Exercise brief
Copy the lines of the data below word for word, starting at the line that contains "example-text-1: Фундус-камера с" and ending with the line that contains "figure-title: Рисунок А.2", both included.

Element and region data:
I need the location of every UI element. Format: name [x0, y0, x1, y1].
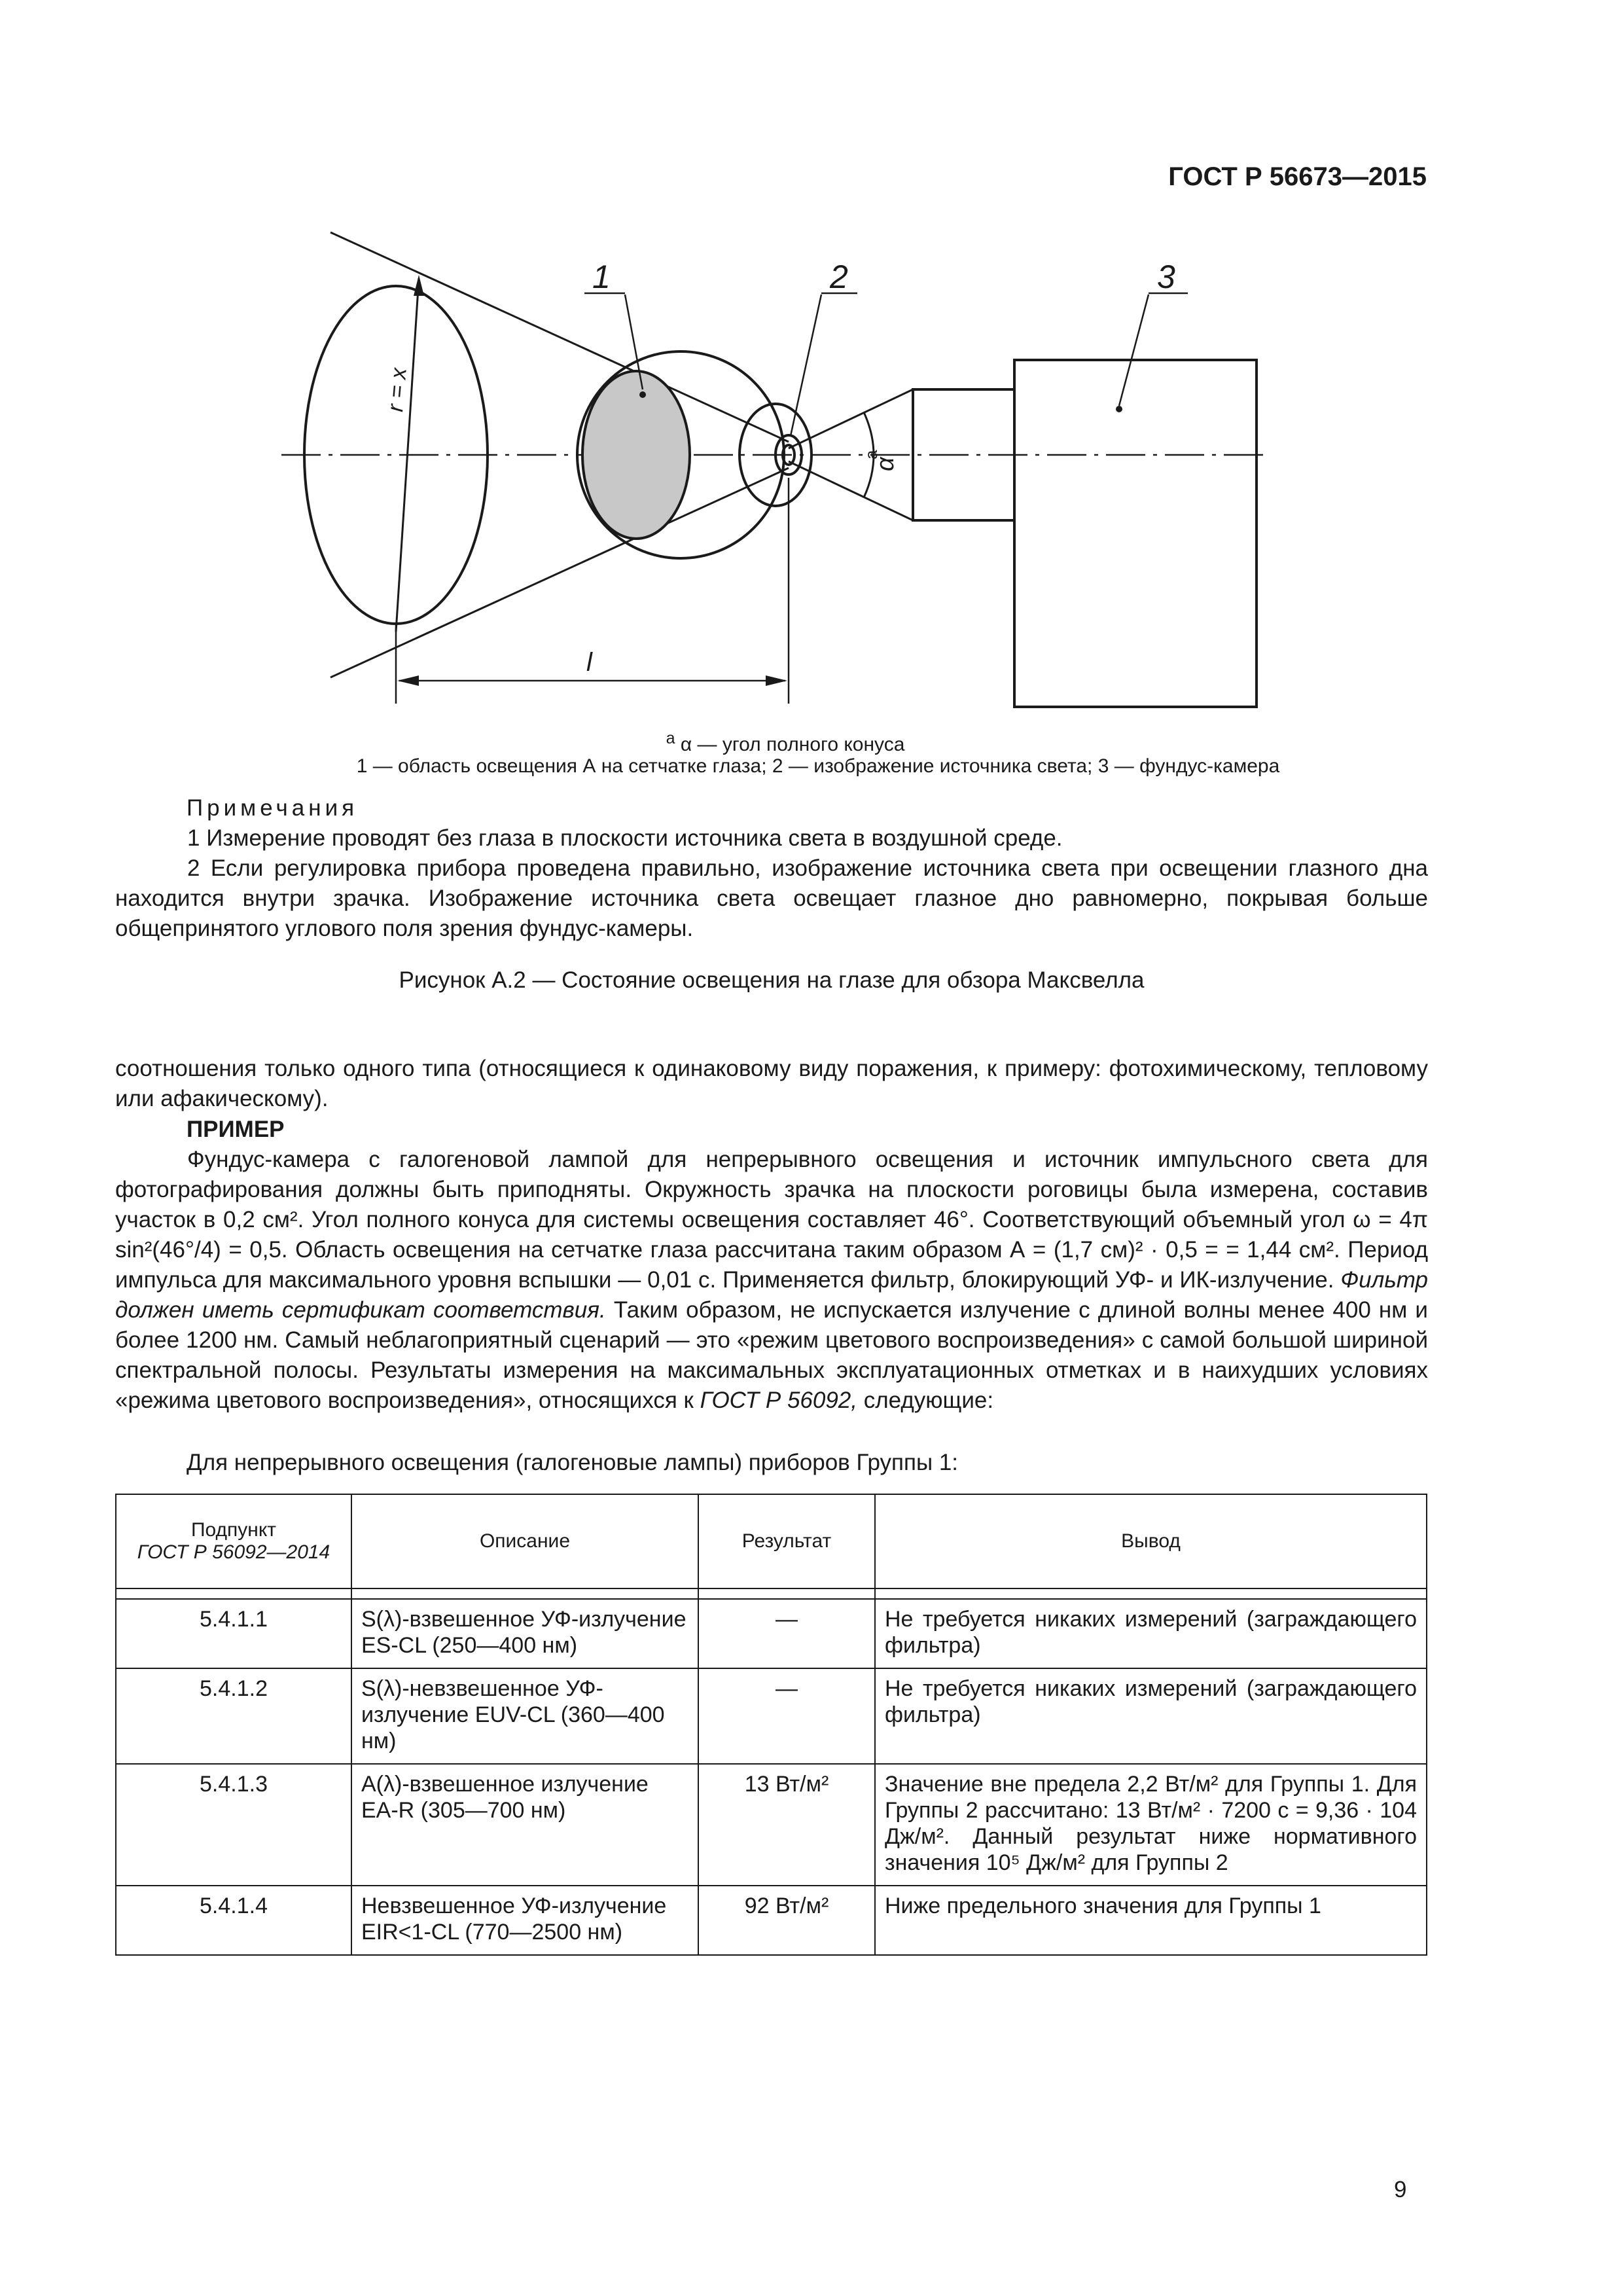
example-text-1: Фундус-камера с галогеновой лампой для непрерывного освещения и источник импульсного света для фотографирования должны быть приподняты. Окружность зрачка на плоскости роговицы была измерена, составив участок в 0,2 см². Угол полного конуса для системы освещения составляет 46°. Соответствующий объемный угол ω = 4π sin²(46°/4) = 0,5. Область освещения на сетчатке глаза рассчитана таким образом А = (1,7 см)² · 0,5 = = 1,44 см². Период импульса для максимального уровня вспышки — 0,01 с. Применяется фильтр, блокирующий УФ- и ИК-излучение. — [115, 1147, 1428, 1293]
example-italic-1: Фильтр должен иметь сертификат соответствия. — [115, 1267, 1428, 1323]
leader-3 — [1119, 295, 1149, 406]
length-label: l — [586, 648, 592, 677]
leader-dot-1 — [639, 391, 646, 398]
example-italic-2: ГОСТ Р 56092, — [700, 1388, 857, 1413]
dim-arrow-left — [397, 675, 419, 686]
cell-conclusion: Ниже предельного значения для Группы 1 — [875, 1886, 1427, 1955]
header-result: Результат — [698, 1494, 875, 1588]
header-subclause — [116, 1494, 351, 1588]
caption-items: 1 — область освещения А на сетчатке глаза; 2 — изображение источника света; 3 — фундус-камера — [356, 755, 1280, 777]
cell-conclusion: Не требуется никаких измерений (заграждающего фильтра) — [875, 1668, 1427, 1764]
table-row — [116, 1886, 1427, 1955]
figure-title: Рисунок А.2 — Состояние освещения на глазе для обзора Максвелла — [399, 967, 1145, 993]
cell-conclusion: Не требуется никаких измерений (заграждающего фильтра) — [875, 1599, 1427, 1668]
continuation-paragraph: соотношения только одного типа (относящиеся к одинаковому виду поражения, к примеру: фотохимическому, тепловому или афакическому). — [115, 1056, 1428, 1111]
example-body — [115, 1145, 1428, 1416]
cell-conclusion: Значение вне предела 2,2 Вт/м² для Группы 1. Для Группы 2 рассчитано: 13 Вт/м² · 7200 с = 9,36 · 104 Дж/м². Данный результат ниже нормативного значения 10⁵ Дж/м² для Группы 2 — [875, 1764, 1427, 1886]
radius-arrowhead — [414, 275, 424, 296]
example-title: ПРИМЕР — [187, 1117, 285, 1142]
caption-alpha-text: α — угол полного конуса — [680, 734, 905, 755]
table-gap-row — [116, 1588, 1427, 1599]
table-row — [116, 1668, 1427, 1764]
cell-desc: S(λ)-взвешенное УФ-излучение ES-CL (250—400 нм) — [351, 1599, 698, 1668]
leader-dot-3 — [1116, 406, 1122, 412]
table-intro: Для непрерывного освещения (галогеновые лампы) приборов Группы 1: — [187, 1450, 959, 1475]
cell-result: — — [698, 1668, 875, 1764]
cell-desc: A(λ)-взвешенное излучение EA-R (305—700 нм) — [351, 1764, 698, 1886]
note-1: 1 Измерение проводят без глаза в плоскости источника света в воздушной среде. — [187, 825, 1063, 851]
cell-num: 5.4.1.3 — [116, 1764, 351, 1886]
document-id: ГОСТ Р 56673—2015 — [1168, 162, 1427, 191]
angle-sup: a — [861, 450, 881, 459]
cell-num: 5.4.1.2 — [116, 1668, 351, 1764]
page-number: 9 — [1394, 2177, 1407, 2202]
header-subclause-a: Подпункт — [190, 1519, 277, 1541]
example-text-2: Таким образом, не испускается излучение с длиной волны менее 400 нм и более 1200 нм. Самый неблагоприятный сценарий — это «режим цветового воспроизведения» с самой большой шириной спектральной полосы. Результаты измерения на максимальных эксплуатационных отметках и в наихудших условиях «режима цветового воспроизведения», относящихся к — [115, 1297, 1428, 1413]
cell-result: — — [698, 1599, 875, 1668]
figure-label-2: 2 — [830, 259, 848, 295]
table-row — [116, 1764, 1427, 1886]
dim-arrow-right — [766, 675, 787, 686]
cell-desc: Невзвешенное УФ-излучение EIR<1-CL (770—2500 нм) — [351, 1886, 698, 1955]
figure-label-3: 3 — [1157, 259, 1175, 295]
example-text-3: следующие: — [863, 1388, 994, 1413]
notes-title: Примечания — [187, 795, 359, 821]
cell-desc: S(λ)-невзвешенное УФ-излучение EUV-CL (360—400 нм) — [351, 1668, 698, 1764]
header-subclause-b: ГОСТ Р 56092—2014 — [137, 1541, 330, 1563]
results-table — [115, 1494, 1427, 1956]
cell-result: 92 Вт/м² — [698, 1886, 875, 1955]
retina-illumination-area — [582, 371, 690, 539]
radius-label: r = x — [383, 367, 412, 413]
figure-label-1: 1 — [592, 259, 611, 295]
table-header-row — [116, 1494, 1427, 1588]
maxwellian-view-diagram — [262, 223, 1283, 720]
angle-line-top — [789, 389, 913, 448]
cell-result: 13 Вт/м² — [698, 1764, 875, 1886]
angle-label: α — [872, 457, 899, 471]
camera-body — [1014, 360, 1257, 707]
cell-num: 5.4.1.1 — [116, 1599, 351, 1668]
caption-alpha — [458, 729, 1113, 756]
cell-num: 5.4.1.4 — [116, 1886, 351, 1955]
caption-alpha-sup: a — [666, 729, 675, 747]
header-conclusion: Вывод — [875, 1494, 1427, 1588]
note-2: 2 Если регулировка прибора проведена правильно, изображение источника света при освещении глазного дна находится внутри зрачка. Изображение источника света освещает глазное дно равномерно, покрывая больше общепринятого углового поля зрения фундус-камеры. — [115, 855, 1428, 941]
header-description: Описание — [351, 1494, 698, 1588]
table-row — [116, 1599, 1427, 1668]
leader-2 — [791, 295, 821, 436]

Full answer
example-text-1: Фундус-камера с галогеновой лампой для непрерывного освещения и источник импульсного света для фотографирования должны быть приподняты. Окружность зрачка на плоскости роговицы была измерена, составив участок в 0,2 см². Угол полного конуса для системы освещения составляет 46°. Соответствующий объемный угол ω = 4π sin²(46°/4) = 0,5. Область освещения на сетчатке глаза рассчитана таким образом А = (1,7 см)² · 0,5 = = 1,44 см². Период импульса для максимального уровня вспышки — 0,01 с. Применяется фильтр, блокирующий УФ- и ИК-излучение. — [115, 1147, 1428, 1293]
example-italic-1: Фильтр должен иметь сертификат соответствия. — [115, 1267, 1428, 1323]
leader-3 — [1119, 295, 1149, 406]
length-label: l — [586, 648, 592, 677]
leader-dot-1 — [639, 391, 646, 398]
example-italic-2: ГОСТ Р 56092, — [700, 1388, 857, 1413]
dim-arrow-left — [397, 675, 419, 686]
cell-conclusion: Ниже предельного значения для Группы 1 — [875, 1886, 1427, 1955]
header-result: Результат — [698, 1494, 875, 1588]
header-subclause — [116, 1494, 351, 1588]
caption-items: 1 — область освещения А на сетчатке глаза; 2 — изображение источника света; 3 — фундус-камера — [356, 755, 1280, 777]
cell-conclusion: Не требуется никаких измерений (заграждающего фильтра) — [875, 1668, 1427, 1764]
table-row — [116, 1886, 1427, 1955]
figure-title: Рисунок А.2 — Состояние освещения на глазе для обзора Максвелла — [399, 967, 1145, 993]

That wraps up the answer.